=== Consegna ===
Stampa senza alcuna modifica il passo del testo sulle mobilitazioni degli insegnanti a Torino che si apre con le parole contenenti «Nelle ultime settimane» e si chiude con «superiori della provincia.».

=== Estratto ===
Torino, maggio - giugno

La mobilitazione di un particolare segmento di precari della scuola colpiti da decisioni particolarmente vessatorie dell’amministrazione induce circa 200 insegnanti precari a realizzare, nell’arco di pochi giorni all’inizio di maggio, due blocchi stradali. Non si tratta di una pratica «normale» da parte degli insegnanti anche se precari e segnala una tensione particolarmente forte oltre che l’istintiva consapevolezza che solo una capacità d’azioni visibili di dissenso può dare loro un potere contrattuale che la tradizionale pratica sindacale non è in grado di garantire. La lotta è sostenuta dalla Federazione Torinese della CUB Scuola. Grazie alla mobilitazione una contrattazione è aperta con risultati non esaltanti ma concreti.
Durante il salone del libro, l’onorevole Valentina Aprea sottosegretario all’Istruzione è vivacemente contestata dal pubblico nel corso di un convegno internazionale. Quando esce dal convegno, viene seguita fra gli stand da un piccolo corteo che grida «Vergogna!». La mobilitazione nasce dal taglio degli organici che colpisce la scuola pubblica.
Nelle ultime settimane del mese alcune decine di scuole superiori e qualche scuola media ed elementare praticano il blocco dell’adozione dei libri di testo per contestare il decreto che stabilisce di sfasciare le classi pur di portare l’orario d’insegnamento in classe alle 18 ore. Gli insegnanti sono colpiti dal fatto che, pur di realizzare quest’obiettivo, l’amministrazione non si cura della continuità didattica, dell’organizzazione del lavoro, della mancanza di ore a disposizione per le sperimentazioni, della perdita di centinaia di posti di lavoro per i precari. La mobilitazione è, ancora una volta, sostenuta dalla CUB Scuola e vede la sostanziale indifferenza dei sindacati istituzionali che si precipiteranno a lodare il movimento solo quando si sarà esteso alla gran maggioranza delle scuole superiori della provincia.
La mobilitazione vede la partecipazione di migliaia di insegnanti iscritti o meno a un sindacato, vengono stilate decine di mozioni di scuola, organizzate assemblee con i genitori e gli studenti e arriva ad una manifestazione dinanzi alla Direzione Scolastica Regionale che vede il terzo blocco stradale. In ben otto scuole, gli insegnanti decidono, per la prima settimana di giugno l’occupazione dell’istituto per dare forza alla mobilitazione nonostante l’amministrazione, d’accordo con i sindacati istituzionali, si sia affrettata, dopo il presidio, a promettere un parziale recupero dei posti di lavoro tagliati.

Pratica sociale

Ho brevemente ricordato queste due vicende, e molte altre se ne potrebbero citare, al fine di dare un’idea non della struttura, delle intenzioni, dei programmi del sindacalismo di base ma della pratica sociale che, a volte e, a mio avviso, nei momenti migliori, lo caratterizza. Si tratta, in altri termini, di un sindacalismo combattivo che utilizza sovente forme d’azione non tradizionali, che trae la sua forza non, o non principalmente, dal numero degli iscritti ma dalla capacità d’iniziativa, di spiazzamento rispetto alle controparti, d’elaborazione di linee d’azione innovative.

=== Dati archiviati ===
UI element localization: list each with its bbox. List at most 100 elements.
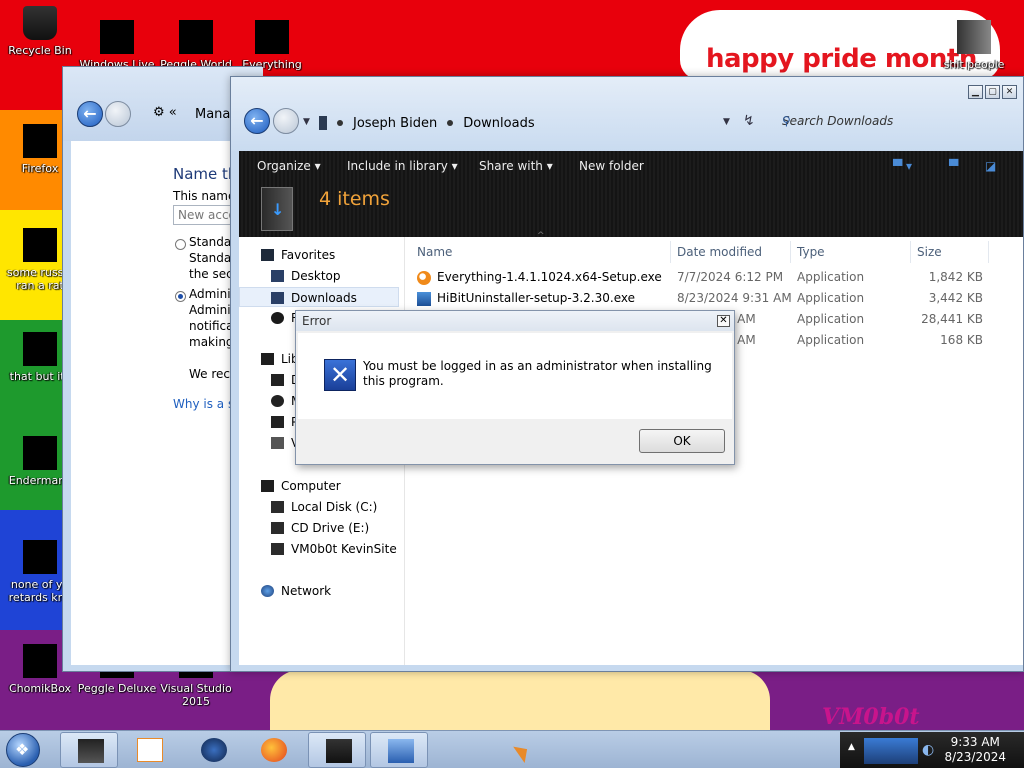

=== Soluzione ===
Nelle ultime settimane del mese alcune decine di scuole superiori e qualche scuola media ed elementare praticano il blocco dell’adozione dei libri di testo per contestare il decreto che stabilisce di sfasciare le classi pur di portare l’orario d’insegnamento in classe alle 18 ore. Gli insegnanti sono colpiti dal fatto che, pur di realizzare quest’obiettivo, l’amministrazione non si cura della continuità didattica, dell’organizzazione del lavoro, della mancanza di ore a disposizione per le sperimentazioni, della perdita di centinaia di posti di lavoro per i precari. La mobilitazione è, ancora una volta, sostenuta dalla CUB Scuola e vede la sostanziale indifferenza dei sindacati istituzionali che si precipiteranno a lodare il movimento solo quando si sarà esteso alla gran maggioranza delle scuole superiori della provincia.